**Given exercise**
Write every line of the material out exactly as shown.

[Collection entries]
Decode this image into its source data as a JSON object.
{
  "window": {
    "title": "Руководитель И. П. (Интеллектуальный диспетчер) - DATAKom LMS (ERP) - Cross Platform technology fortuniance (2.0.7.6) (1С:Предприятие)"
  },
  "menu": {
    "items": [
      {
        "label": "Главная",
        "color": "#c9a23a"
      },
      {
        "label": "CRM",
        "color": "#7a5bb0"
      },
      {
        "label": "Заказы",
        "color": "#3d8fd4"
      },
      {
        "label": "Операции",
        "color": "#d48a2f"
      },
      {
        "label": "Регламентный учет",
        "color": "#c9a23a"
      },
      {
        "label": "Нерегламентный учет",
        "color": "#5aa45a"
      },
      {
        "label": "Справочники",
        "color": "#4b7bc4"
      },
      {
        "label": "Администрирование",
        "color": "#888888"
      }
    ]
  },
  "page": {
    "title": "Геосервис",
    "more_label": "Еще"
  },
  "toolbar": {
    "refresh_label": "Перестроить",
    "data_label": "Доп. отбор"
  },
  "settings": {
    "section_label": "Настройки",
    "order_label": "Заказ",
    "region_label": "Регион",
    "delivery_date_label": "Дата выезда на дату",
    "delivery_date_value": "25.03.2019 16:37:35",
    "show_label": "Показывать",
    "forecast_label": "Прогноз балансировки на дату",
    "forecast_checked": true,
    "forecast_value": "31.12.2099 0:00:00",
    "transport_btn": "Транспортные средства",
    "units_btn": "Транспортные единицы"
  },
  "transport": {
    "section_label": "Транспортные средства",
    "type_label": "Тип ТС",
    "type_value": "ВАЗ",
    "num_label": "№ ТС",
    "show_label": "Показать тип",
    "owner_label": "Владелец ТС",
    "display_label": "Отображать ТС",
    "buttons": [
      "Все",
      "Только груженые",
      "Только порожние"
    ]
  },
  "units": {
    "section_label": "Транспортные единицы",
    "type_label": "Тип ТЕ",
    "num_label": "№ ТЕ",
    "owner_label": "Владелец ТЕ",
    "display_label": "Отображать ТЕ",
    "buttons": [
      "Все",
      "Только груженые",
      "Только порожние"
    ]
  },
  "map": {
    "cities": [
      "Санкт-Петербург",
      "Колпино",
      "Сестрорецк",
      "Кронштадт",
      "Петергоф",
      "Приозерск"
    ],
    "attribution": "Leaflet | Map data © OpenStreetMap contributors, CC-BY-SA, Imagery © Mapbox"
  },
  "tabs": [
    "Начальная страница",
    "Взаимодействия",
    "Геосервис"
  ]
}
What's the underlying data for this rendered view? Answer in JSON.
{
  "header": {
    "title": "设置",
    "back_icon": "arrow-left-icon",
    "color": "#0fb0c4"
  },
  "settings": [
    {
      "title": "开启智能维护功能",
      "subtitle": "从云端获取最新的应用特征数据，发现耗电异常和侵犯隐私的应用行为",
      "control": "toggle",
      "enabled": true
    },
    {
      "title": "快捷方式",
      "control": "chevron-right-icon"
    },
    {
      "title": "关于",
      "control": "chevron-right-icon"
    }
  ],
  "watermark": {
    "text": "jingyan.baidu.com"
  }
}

**Result**
Decode this image into its source data as a JSON object.
{
  "window": {
    "title": "Руководитель И. П. (Интеллектуальный диспетчер) - DATAKom LMS (ERP) - Cross Platform technology fortuniance (2.0.7.6) (1С:Предприятие)"
  },
  "menu": {
    "items": [
      {
        "label": "Главная",
        "color": "#c9a23a"
      },
      {
        "label": "CRM",
        "color": "#7a5bb0"
      },
      {
        "label": "Заказы",
        "color": "#3d8fd4"
      },
      {
        "label": "Операции",
        "color": "#d48a2f"
      },
      {
        "label": "Регламентный учет",
        "color": "#c9a23a"
      },
      {
        "label": "Нерегламентный учет",
        "color": "#5aa45a"
      },
      {
        "label": "Справочники",
        "color": "#4b7bc4"
      },
      {
        "label": "Администрирование",
        "color": "#888888"
      }
    ]
  },
  "page": {
    "title": "Геосервис",
    "more_label": "Еще"
  },
  "toolbar": {
    "refresh_label": "Перестроить",
    "data_label": "Доп. отбор"
  },
  "settings": {
    "section_label": "Настройки",
    "order_label": "Заказ",
    "region_label": "Регион",
    "delivery_date_label": "Дата выезда на дату",
    "delivery_date_value": "25.03.2019 16:37:35",
    "show_label": "Показывать",
    "forecast_label": "Прогноз балансировки на дату",
    "forecast_checked": true,
    "forecast_value": "31.12.2099 0:00:00",
    "transport_btn": "Транспортные средства",
    "units_btn": "Транспортные единицы"
  },
  "transport": {
    "section_label": "Транспортные средства",
    "type_label": "Тип ТС",
    "type_value": "ВАЗ",
    "num_label": "№ ТС",
    "show_label": "Показать тип",
    "owner_label": "Владелец ТС",
    "display_label": "Отображать ТС",
    "buttons": [
      "Все",
      "Только груженые",
      "Только порожние"
    ]
  },
  "units": {
    "section_label": "Транспортные единицы",
    "type_label": "Тип ТЕ",
    "num_label": "№ ТЕ",
    "owner_label": "Владелец ТЕ",
    "display_label": "Отображать ТЕ",
    "buttons": [
      "Все",
      "Только груженые",
      "Только порожние"
    ]
  },
  "map": {
    "cities": [
      "Санкт-Петербург",
      "Колпино",
      "Сестрорецк",
      "Кронштадт",
      "Петергоф",
      "Приозерск"
    ],
    "attribution": "Leaflet | Map data © OpenStreetMap contributors, CC-BY-SA, Imagery © Mapbox"
  },
  "tabs": [
    "Начальная страница",
    "Взаимодействия",
    "Геосервис"
  ]
}
What's the underlying data for this rendered view? Answer in JSON.
{
  "header": {
    "title": "设置",
    "back_icon": "arrow-left-icon",
    "color": "#0fb0c4"
  },
  "settings": [
    {
      "title": "开启智能维护功能",
      "subtitle": "从云端获取最新的应用特征数据，发现耗电异常和侵犯隐私的应用行为",
      "control": "toggle",
      "enabled": true
    },
    {
      "title": "快捷方式",
      "control": "chevron-right-icon"
    },
    {
      "title": "关于",
      "control": "chevron-right-icon"
    }
  ],
  "watermark": {
    "text": "jingyan.baidu.com"
  }
}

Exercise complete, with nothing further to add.